Exercise goal
Leave out the pictures; transcribe all else exactly.

Records from a dataset
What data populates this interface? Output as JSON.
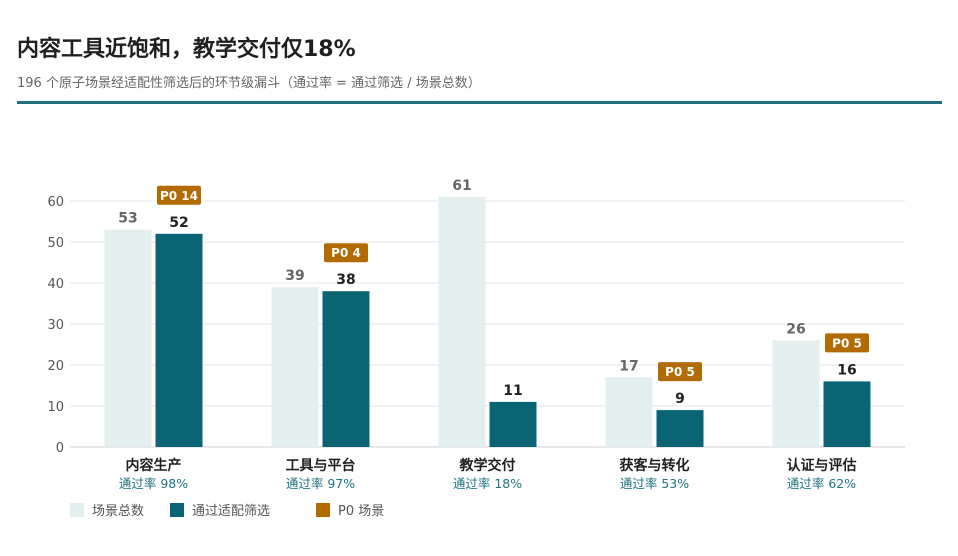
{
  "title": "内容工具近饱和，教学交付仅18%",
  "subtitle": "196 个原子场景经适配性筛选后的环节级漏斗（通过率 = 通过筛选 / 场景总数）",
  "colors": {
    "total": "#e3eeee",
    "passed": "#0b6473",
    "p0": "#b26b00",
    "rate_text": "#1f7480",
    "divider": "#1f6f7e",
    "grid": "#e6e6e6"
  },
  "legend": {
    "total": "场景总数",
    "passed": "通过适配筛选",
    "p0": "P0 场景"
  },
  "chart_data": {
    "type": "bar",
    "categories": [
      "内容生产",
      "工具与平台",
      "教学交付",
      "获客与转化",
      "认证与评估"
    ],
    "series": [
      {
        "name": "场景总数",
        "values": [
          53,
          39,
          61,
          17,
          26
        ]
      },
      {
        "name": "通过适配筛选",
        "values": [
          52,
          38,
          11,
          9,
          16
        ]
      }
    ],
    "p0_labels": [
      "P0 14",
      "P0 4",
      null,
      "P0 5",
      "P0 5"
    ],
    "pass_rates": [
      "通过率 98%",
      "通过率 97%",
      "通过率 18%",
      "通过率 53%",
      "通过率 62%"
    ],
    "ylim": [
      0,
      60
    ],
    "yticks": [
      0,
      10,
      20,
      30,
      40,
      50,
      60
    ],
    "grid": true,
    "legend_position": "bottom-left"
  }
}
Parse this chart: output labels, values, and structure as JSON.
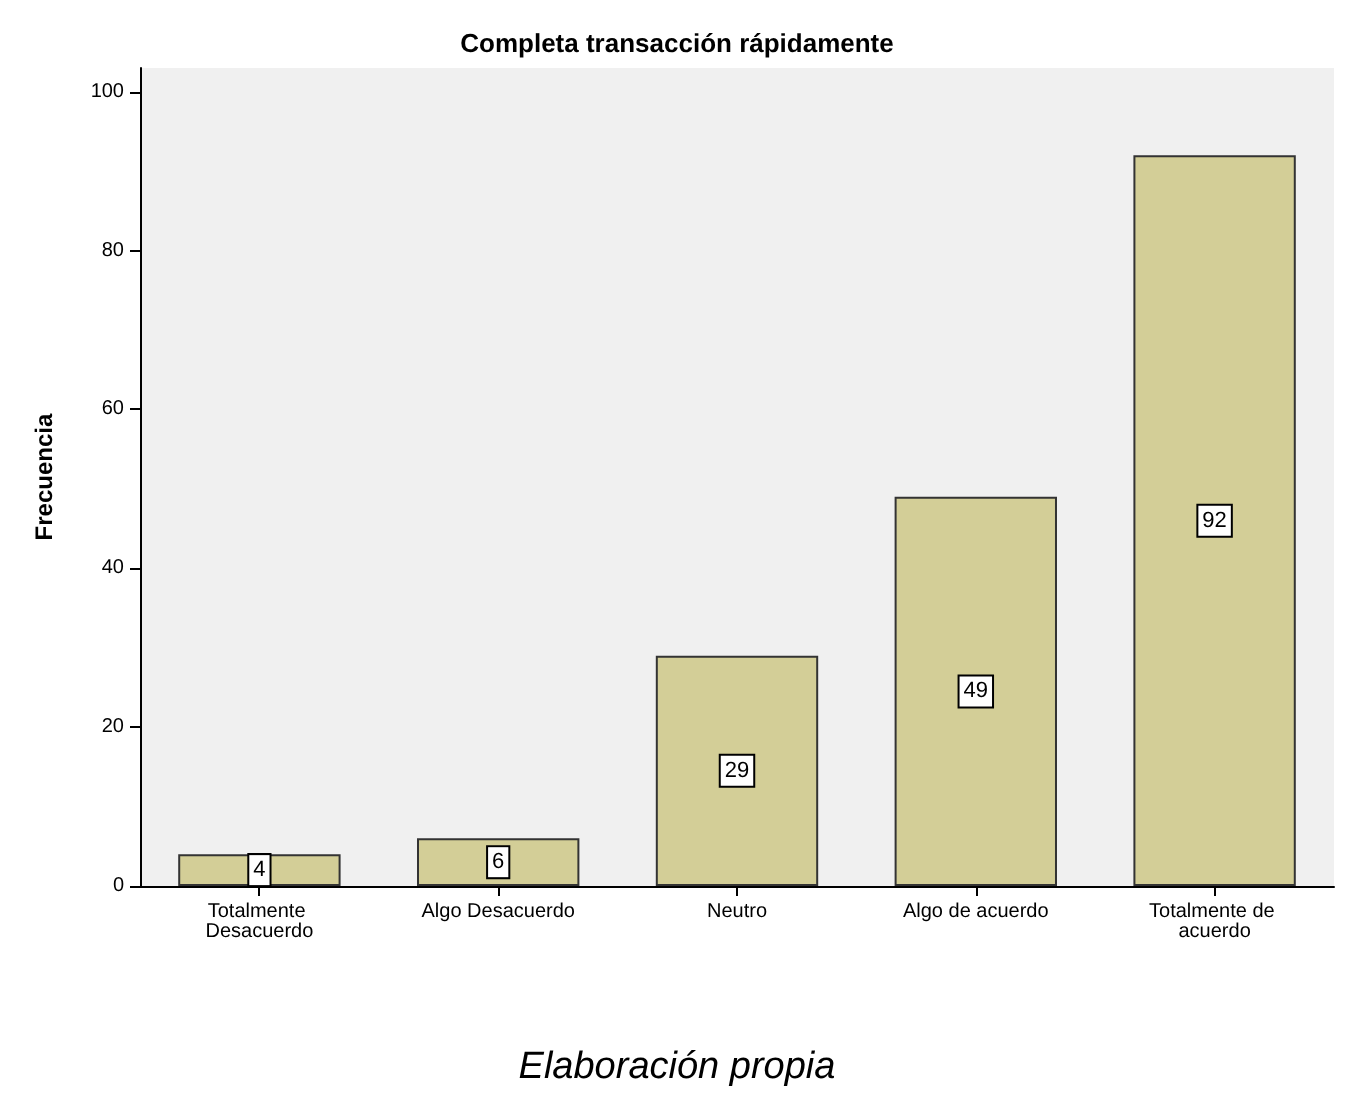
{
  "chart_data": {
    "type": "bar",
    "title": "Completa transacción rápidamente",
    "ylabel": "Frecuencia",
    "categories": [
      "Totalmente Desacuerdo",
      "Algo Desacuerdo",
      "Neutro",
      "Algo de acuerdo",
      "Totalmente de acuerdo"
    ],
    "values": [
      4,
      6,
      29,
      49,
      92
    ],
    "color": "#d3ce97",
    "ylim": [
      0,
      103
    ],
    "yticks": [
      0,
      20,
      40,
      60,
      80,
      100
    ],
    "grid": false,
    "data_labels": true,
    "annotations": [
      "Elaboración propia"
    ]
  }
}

Task solution
What data populates this interface? Output as JSON.
{
  "title": "内容工具近饱和，教学交付仅18%",
  "subtitle": "196 个原子场景经适配性筛选后的环节级漏斗（通过率 = 通过筛选 / 场景总数）",
  "colors": {
    "total": "#e3eeee",
    "passed": "#0b6473",
    "p0": "#b26b00",
    "rate_text": "#1f7480",
    "divider": "#1f6f7e",
    "grid": "#e6e6e6"
  },
  "legend": {
    "total": "场景总数",
    "passed": "通过适配筛选",
    "p0": "P0 场景"
  },
  "chart_data": {
    "type": "bar",
    "categories": [
      "内容生产",
      "工具与平台",
      "教学交付",
      "获客与转化",
      "认证与评估"
    ],
    "series": [
      {
        "name": "场景总数",
        "values": [
          53,
          39,
          61,
          17,
          26
        ]
      },
      {
        "name": "通过适配筛选",
        "values": [
          52,
          38,
          11,
          9,
          16
        ]
      }
    ],
    "p0_labels": [
      "P0 14",
      "P0 4",
      null,
      "P0 5",
      "P0 5"
    ],
    "pass_rates": [
      "通过率 98%",
      "通过率 97%",
      "通过率 18%",
      "通过率 53%",
      "通过率 62%"
    ],
    "ylim": [
      0,
      60
    ],
    "yticks": [
      0,
      10,
      20,
      30,
      40,
      50,
      60
    ],
    "grid": true,
    "legend_position": "bottom-left"
  }
}
Parse this chart: output labels, values, and structure as JSON.
{
  "chart_data": {
    "type": "bar",
    "title": "Completa transacción rápidamente",
    "ylabel": "Frecuencia",
    "categories": [
      "Totalmente Desacuerdo",
      "Algo Desacuerdo",
      "Neutro",
      "Algo de acuerdo",
      "Totalmente de acuerdo"
    ],
    "values": [
      4,
      6,
      29,
      49,
      92
    ],
    "color": "#d3ce97",
    "ylim": [
      0,
      103
    ],
    "yticks": [
      0,
      20,
      40,
      60,
      80,
      100
    ],
    "grid": false,
    "data_labels": true,
    "annotations": [
      "Elaboración propia"
    ]
  }
}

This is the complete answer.